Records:
* * *

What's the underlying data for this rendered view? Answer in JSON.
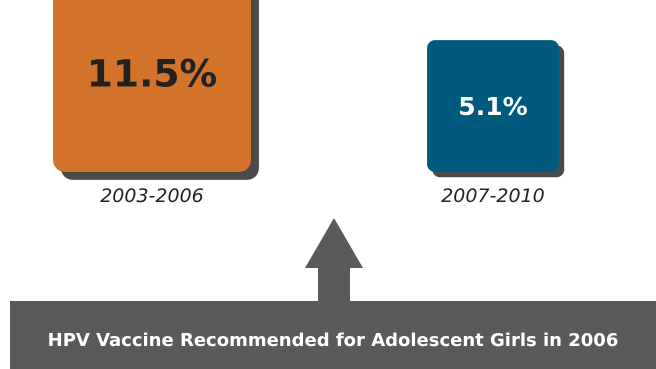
{
  "chart_data": {
    "type": "bar",
    "categories": [
      "2003-2006",
      "2007-2010"
    ],
    "values": [
      11.5,
      5.1
    ],
    "value_labels": [
      "11.5%",
      "5.1%"
    ],
    "unit": "%",
    "colors": [
      "#d4732c",
      "#005a7d"
    ],
    "annotation": "HPV Vaccine Recommended for Adolescent Girls in 2006",
    "title": "",
    "xlabel": "",
    "ylabel": "",
    "grid": false,
    "legend": "none"
  },
  "colors": {
    "banner": "#5a5a5a",
    "arrow": "#5a5a5a",
    "shadow": "#4a4a4a"
  }
}
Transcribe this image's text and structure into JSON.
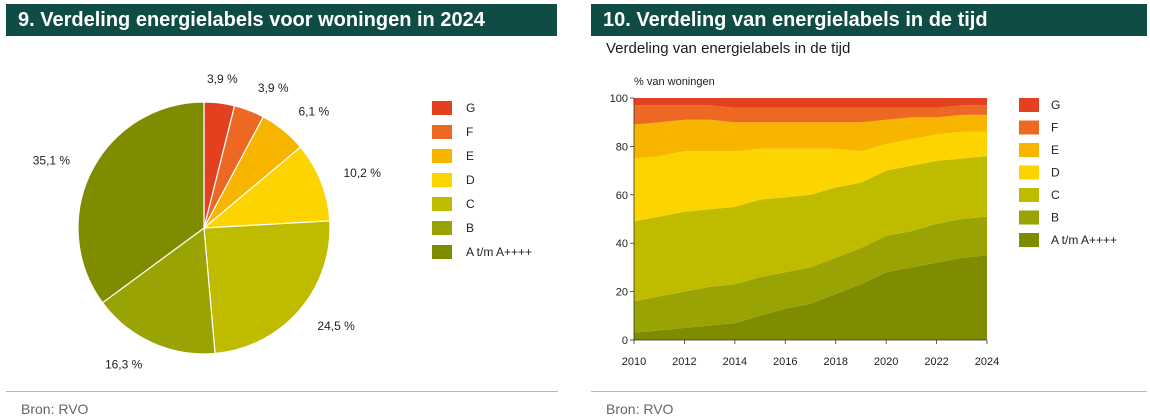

* * *

SET PROBLEM: Except for the pictures, reproduce every line exactly.

SOLUTION TO THIS EXERCISE:
What's the underlying data for this rendered view? Answer in JSON.
{
  "chart_data": {
    "type": "bar",
    "categories": [
      "2003-2006",
      "2007-2010"
    ],
    "values": [
      11.5,
      5.1
    ],
    "value_labels": [
      "11.5%",
      "5.1%"
    ],
    "unit": "%",
    "colors": [
      "#d4732c",
      "#005a7d"
    ],
    "annotation": "HPV Vaccine Recommended for Adolescent Girls in 2006",
    "title": "",
    "xlabel": "",
    "ylabel": "",
    "grid": false,
    "legend": "none"
  },
  "colors": {
    "banner": "#5a5a5a",
    "arrow": "#5a5a5a",
    "shadow": "#4a4a4a"
  }
}
Transcribe this image's text and structure into JSON.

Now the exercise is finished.